PROBLEM DETAILS ▸ Write out every record below exactly as it appears.
====================
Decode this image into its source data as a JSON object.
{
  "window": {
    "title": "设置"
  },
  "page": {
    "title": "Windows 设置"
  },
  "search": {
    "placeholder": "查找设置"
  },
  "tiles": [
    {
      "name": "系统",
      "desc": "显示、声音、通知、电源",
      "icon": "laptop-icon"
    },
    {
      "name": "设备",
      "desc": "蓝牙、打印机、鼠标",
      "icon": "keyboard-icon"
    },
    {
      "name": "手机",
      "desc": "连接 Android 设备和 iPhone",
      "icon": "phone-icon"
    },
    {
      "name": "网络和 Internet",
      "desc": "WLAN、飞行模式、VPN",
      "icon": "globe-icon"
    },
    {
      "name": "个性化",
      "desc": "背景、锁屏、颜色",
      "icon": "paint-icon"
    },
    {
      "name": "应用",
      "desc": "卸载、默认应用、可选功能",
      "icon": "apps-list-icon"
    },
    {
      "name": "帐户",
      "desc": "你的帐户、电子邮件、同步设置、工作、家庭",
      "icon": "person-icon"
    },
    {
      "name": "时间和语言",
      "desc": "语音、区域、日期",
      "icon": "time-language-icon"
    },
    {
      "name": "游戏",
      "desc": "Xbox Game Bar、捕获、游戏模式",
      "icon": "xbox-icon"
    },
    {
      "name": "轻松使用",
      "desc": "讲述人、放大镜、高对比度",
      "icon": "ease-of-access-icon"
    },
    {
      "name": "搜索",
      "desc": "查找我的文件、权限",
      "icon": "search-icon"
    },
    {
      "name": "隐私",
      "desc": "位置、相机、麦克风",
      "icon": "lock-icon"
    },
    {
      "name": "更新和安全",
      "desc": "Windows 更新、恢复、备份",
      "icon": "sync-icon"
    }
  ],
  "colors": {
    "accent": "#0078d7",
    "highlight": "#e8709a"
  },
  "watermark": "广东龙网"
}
====================
COMPLETED TASK ▸
Decode this image into its source data as a JSON object.
{
  "window": {
    "title": "设置"
  },
  "page": {
    "title": "Windows 设置"
  },
  "search": {
    "placeholder": "查找设置"
  },
  "tiles": [
    {
      "name": "系统",
      "desc": "显示、声音、通知、电源",
      "icon": "laptop-icon"
    },
    {
      "name": "设备",
      "desc": "蓝牙、打印机、鼠标",
      "icon": "keyboard-icon"
    },
    {
      "name": "手机",
      "desc": "连接 Android 设备和 iPhone",
      "icon": "phone-icon"
    },
    {
      "name": "网络和 Internet",
      "desc": "WLAN、飞行模式、VPN",
      "icon": "globe-icon"
    },
    {
      "name": "个性化",
      "desc": "背景、锁屏、颜色",
      "icon": "paint-icon"
    },
    {
      "name": "应用",
      "desc": "卸载、默认应用、可选功能",
      "icon": "apps-list-icon"
    },
    {
      "name": "帐户",
      "desc": "你的帐户、电子邮件、同步设置、工作、家庭",
      "icon": "person-icon"
    },
    {
      "name": "时间和语言",
      "desc": "语音、区域、日期",
      "icon": "time-language-icon"
    },
    {
      "name": "游戏",
      "desc": "Xbox Game Bar、捕获、游戏模式",
      "icon": "xbox-icon"
    },
    {
      "name": "轻松使用",
      "desc": "讲述人、放大镜、高对比度",
      "icon": "ease-of-access-icon"
    },
    {
      "name": "搜索",
      "desc": "查找我的文件、权限",
      "icon": "search-icon"
    },
    {
      "name": "隐私",
      "desc": "位置、相机、麦克风",
      "icon": "lock-icon"
    },
    {
      "name": "更新和安全",
      "desc": "Windows 更新、恢复、备份",
      "icon": "sync-icon"
    }
  ],
  "colors": {
    "accent": "#0078d7",
    "highlight": "#e8709a"
  },
  "watermark": "广东龙网"
}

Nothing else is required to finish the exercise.